>>
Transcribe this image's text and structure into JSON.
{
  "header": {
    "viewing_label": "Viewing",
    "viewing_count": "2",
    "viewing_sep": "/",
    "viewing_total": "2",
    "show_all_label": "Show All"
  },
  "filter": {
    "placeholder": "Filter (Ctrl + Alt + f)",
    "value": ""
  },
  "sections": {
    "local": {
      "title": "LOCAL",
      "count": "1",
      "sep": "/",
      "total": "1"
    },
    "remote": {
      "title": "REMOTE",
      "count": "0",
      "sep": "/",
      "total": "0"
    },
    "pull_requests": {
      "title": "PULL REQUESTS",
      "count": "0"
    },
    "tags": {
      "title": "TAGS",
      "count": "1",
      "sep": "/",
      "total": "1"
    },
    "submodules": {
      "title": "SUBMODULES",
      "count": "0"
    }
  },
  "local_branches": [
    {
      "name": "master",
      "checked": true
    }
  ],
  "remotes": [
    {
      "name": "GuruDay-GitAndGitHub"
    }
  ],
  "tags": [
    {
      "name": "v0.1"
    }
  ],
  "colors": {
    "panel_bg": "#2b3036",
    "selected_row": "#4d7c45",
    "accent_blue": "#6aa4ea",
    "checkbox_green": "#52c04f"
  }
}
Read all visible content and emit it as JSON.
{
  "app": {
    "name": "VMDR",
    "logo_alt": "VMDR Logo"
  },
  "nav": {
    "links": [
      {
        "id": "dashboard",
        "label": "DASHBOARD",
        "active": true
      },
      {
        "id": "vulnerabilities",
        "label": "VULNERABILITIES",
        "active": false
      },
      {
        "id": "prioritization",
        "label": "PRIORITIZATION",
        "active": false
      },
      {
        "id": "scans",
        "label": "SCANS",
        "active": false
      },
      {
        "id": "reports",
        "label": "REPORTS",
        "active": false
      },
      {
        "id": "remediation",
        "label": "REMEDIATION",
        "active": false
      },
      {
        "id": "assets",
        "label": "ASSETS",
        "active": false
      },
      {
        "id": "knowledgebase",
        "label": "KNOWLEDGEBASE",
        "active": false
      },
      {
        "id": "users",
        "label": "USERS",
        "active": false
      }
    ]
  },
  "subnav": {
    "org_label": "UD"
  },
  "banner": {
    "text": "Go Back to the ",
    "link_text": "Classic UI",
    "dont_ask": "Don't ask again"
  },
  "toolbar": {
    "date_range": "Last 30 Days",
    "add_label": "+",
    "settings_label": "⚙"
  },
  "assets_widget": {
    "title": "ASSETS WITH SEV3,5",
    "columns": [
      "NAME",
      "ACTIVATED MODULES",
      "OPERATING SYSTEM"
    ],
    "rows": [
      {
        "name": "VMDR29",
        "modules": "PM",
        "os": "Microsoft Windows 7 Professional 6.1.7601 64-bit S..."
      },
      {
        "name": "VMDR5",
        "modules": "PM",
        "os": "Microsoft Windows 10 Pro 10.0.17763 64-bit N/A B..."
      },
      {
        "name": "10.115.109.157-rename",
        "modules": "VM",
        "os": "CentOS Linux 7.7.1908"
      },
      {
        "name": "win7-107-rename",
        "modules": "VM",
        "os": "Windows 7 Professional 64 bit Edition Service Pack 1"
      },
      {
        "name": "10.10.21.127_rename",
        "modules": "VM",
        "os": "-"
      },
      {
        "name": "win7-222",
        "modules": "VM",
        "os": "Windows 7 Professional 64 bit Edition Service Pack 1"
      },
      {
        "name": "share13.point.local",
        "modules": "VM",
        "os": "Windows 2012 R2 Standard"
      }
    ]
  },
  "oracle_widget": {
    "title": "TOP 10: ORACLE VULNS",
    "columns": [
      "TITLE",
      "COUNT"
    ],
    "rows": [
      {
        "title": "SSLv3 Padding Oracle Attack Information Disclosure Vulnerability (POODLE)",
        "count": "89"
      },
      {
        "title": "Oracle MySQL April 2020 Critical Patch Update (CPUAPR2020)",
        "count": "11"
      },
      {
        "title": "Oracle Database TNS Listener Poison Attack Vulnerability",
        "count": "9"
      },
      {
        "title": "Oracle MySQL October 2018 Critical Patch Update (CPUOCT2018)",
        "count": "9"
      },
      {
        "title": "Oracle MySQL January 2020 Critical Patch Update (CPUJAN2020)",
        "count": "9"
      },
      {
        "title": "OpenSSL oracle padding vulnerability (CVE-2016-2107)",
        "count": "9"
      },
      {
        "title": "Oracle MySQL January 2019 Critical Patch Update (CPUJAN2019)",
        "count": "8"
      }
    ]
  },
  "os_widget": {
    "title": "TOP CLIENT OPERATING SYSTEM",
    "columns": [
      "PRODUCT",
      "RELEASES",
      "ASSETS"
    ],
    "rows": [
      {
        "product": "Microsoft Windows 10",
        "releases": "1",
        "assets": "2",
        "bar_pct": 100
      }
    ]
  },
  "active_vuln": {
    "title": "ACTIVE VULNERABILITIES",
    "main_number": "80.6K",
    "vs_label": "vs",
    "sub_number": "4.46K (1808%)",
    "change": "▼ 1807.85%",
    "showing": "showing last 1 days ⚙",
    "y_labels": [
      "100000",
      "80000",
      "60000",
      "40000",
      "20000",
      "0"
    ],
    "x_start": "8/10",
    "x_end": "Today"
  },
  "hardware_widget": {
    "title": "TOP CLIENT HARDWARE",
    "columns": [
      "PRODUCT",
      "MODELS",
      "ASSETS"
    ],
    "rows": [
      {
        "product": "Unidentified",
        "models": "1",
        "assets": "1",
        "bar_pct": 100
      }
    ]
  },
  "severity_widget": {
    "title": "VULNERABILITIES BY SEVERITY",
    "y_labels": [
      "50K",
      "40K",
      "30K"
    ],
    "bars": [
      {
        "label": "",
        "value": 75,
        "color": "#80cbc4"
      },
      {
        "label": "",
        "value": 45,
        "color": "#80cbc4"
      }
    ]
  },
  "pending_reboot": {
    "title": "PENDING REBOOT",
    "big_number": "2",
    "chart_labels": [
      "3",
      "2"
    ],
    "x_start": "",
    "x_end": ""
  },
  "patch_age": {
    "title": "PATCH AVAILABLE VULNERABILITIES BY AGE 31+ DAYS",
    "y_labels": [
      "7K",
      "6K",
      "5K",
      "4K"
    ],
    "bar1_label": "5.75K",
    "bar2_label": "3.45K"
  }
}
<<
● **What you are asked to do**
Print the records above in full, exactly.

● **Correct result**
Transcribe this image's text and structure into JSON.
{
  "header": {
    "viewing_label": "Viewing",
    "viewing_count": "2",
    "viewing_sep": "/",
    "viewing_total": "2",
    "show_all_label": "Show All"
  },
  "filter": {
    "placeholder": "Filter (Ctrl + Alt + f)",
    "value": ""
  },
  "sections": {
    "local": {
      "title": "LOCAL",
      "count": "1",
      "sep": "/",
      "total": "1"
    },
    "remote": {
      "title": "REMOTE",
      "count": "0",
      "sep": "/",
      "total": "0"
    },
    "pull_requests": {
      "title": "PULL REQUESTS",
      "count": "0"
    },
    "tags": {
      "title": "TAGS",
      "count": "1",
      "sep": "/",
      "total": "1"
    },
    "submodules": {
      "title": "SUBMODULES",
      "count": "0"
    }
  },
  "local_branches": [
    {
      "name": "master",
      "checked": true
    }
  ],
  "remotes": [
    {
      "name": "GuruDay-GitAndGitHub"
    }
  ],
  "tags": [
    {
      "name": "v0.1"
    }
  ],
  "colors": {
    "panel_bg": "#2b3036",
    "selected_row": "#4d7c45",
    "accent_blue": "#6aa4ea",
    "checkbox_green": "#52c04f"
  }
}
Read all visible content and emit it as JSON.
{
  "app": {
    "name": "VMDR",
    "logo_alt": "VMDR Logo"
  },
  "nav": {
    "links": [
      {
        "id": "dashboard",
        "label": "DASHBOARD",
        "active": true
      },
      {
        "id": "vulnerabilities",
        "label": "VULNERABILITIES",
        "active": false
      },
      {
        "id": "prioritization",
        "label": "PRIORITIZATION",
        "active": false
      },
      {
        "id": "scans",
        "label": "SCANS",
        "active": false
      },
      {
        "id": "reports",
        "label": "REPORTS",
        "active": false
      },
      {
        "id": "remediation",
        "label": "REMEDIATION",
        "active": false
      },
      {
        "id": "assets",
        "label": "ASSETS",
        "active": false
      },
      {
        "id": "knowledgebase",
        "label": "KNOWLEDGEBASE",
        "active": false
      },
      {
        "id": "users",
        "label": "USERS",
        "active": false
      }
    ]
  },
  "subnav": {
    "org_label": "UD"
  },
  "banner": {
    "text": "Go Back to the ",
    "link_text": "Classic UI",
    "dont_ask": "Don't ask again"
  },
  "toolbar": {
    "date_range": "Last 30 Days",
    "add_label": "+",
    "settings_label": "⚙"
  },
  "assets_widget": {
    "title": "ASSETS WITH SEV3,5",
    "columns": [
      "NAME",
      "ACTIVATED MODULES",
      "OPERATING SYSTEM"
    ],
    "rows": [
      {
        "name": "VMDR29",
        "modules": "PM",
        "os": "Microsoft Windows 7 Professional 6.1.7601 64-bit S..."
      },
      {
        "name": "VMDR5",
        "modules": "PM",
        "os": "Microsoft Windows 10 Pro 10.0.17763 64-bit N/A B..."
      },
      {
        "name": "10.115.109.157-rename",
        "modules": "VM",
        "os": "CentOS Linux 7.7.1908"
      },
      {
        "name": "win7-107-rename",
        "modules": "VM",
        "os": "Windows 7 Professional 64 bit Edition Service Pack 1"
      },
      {
        "name": "10.10.21.127_rename",
        "modules": "VM",
        "os": "-"
      },
      {
        "name": "win7-222",
        "modules": "VM",
        "os": "Windows 7 Professional 64 bit Edition Service Pack 1"
      },
      {
        "name": "share13.point.local",
        "modules": "VM",
        "os": "Windows 2012 R2 Standard"
      }
    ]
  },
  "oracle_widget": {
    "title": "TOP 10: ORACLE VULNS",
    "columns": [
      "TITLE",
      "COUNT"
    ],
    "rows": [
      {
        "title": "SSLv3 Padding Oracle Attack Information Disclosure Vulnerability (POODLE)",
        "count": "89"
      },
      {
        "title": "Oracle MySQL April 2020 Critical Patch Update (CPUAPR2020)",
        "count": "11"
      },
      {
        "title": "Oracle Database TNS Listener Poison Attack Vulnerability",
        "count": "9"
      },
      {
        "title": "Oracle MySQL October 2018 Critical Patch Update (CPUOCT2018)",
        "count": "9"
      },
      {
        "title": "Oracle MySQL January 2020 Critical Patch Update (CPUJAN2020)",
        "count": "9"
      },
      {
        "title": "OpenSSL oracle padding vulnerability (CVE-2016-2107)",
        "count": "9"
      },
      {
        "title": "Oracle MySQL January 2019 Critical Patch Update (CPUJAN2019)",
        "count": "8"
      }
    ]
  },
  "os_widget": {
    "title": "TOP CLIENT OPERATING SYSTEM",
    "columns": [
      "PRODUCT",
      "RELEASES",
      "ASSETS"
    ],
    "rows": [
      {
        "product": "Microsoft Windows 10",
        "releases": "1",
        "assets": "2",
        "bar_pct": 100
      }
    ]
  },
  "active_vuln": {
    "title": "ACTIVE VULNERABILITIES",
    "main_number": "80.6K",
    "vs_label": "vs",
    "sub_number": "4.46K (1808%)",
    "change": "▼ 1807.85%",
    "showing": "showing last 1 days ⚙",
    "y_labels": [
      "100000",
      "80000",
      "60000",
      "40000",
      "20000",
      "0"
    ],
    "x_start": "8/10",
    "x_end": "Today"
  },
  "hardware_widget": {
    "title": "TOP CLIENT HARDWARE",
    "columns": [
      "PRODUCT",
      "MODELS",
      "ASSETS"
    ],
    "rows": [
      {
        "product": "Unidentified",
        "models": "1",
        "assets": "1",
        "bar_pct": 100
      }
    ]
  },
  "severity_widget": {
    "title": "VULNERABILITIES BY SEVERITY",
    "y_labels": [
      "50K",
      "40K",
      "30K"
    ],
    "bars": [
      {
        "label": "",
        "value": 75,
        "color": "#80cbc4"
      },
      {
        "label": "",
        "value": 45,
        "color": "#80cbc4"
      }
    ]
  },
  "pending_reboot": {
    "title": "PENDING REBOOT",
    "big_number": "2",
    "chart_labels": [
      "3",
      "2"
    ],
    "x_start": "",
    "x_end": ""
  },
  "patch_age": {
    "title": "PATCH AVAILABLE VULNERABILITIES BY AGE 31+ DAYS",
    "y_labels": [
      "7K",
      "6K",
      "5K",
      "4K"
    ],
    "bar1_label": "5.75K",
    "bar2_label": "3.45K"
  }
}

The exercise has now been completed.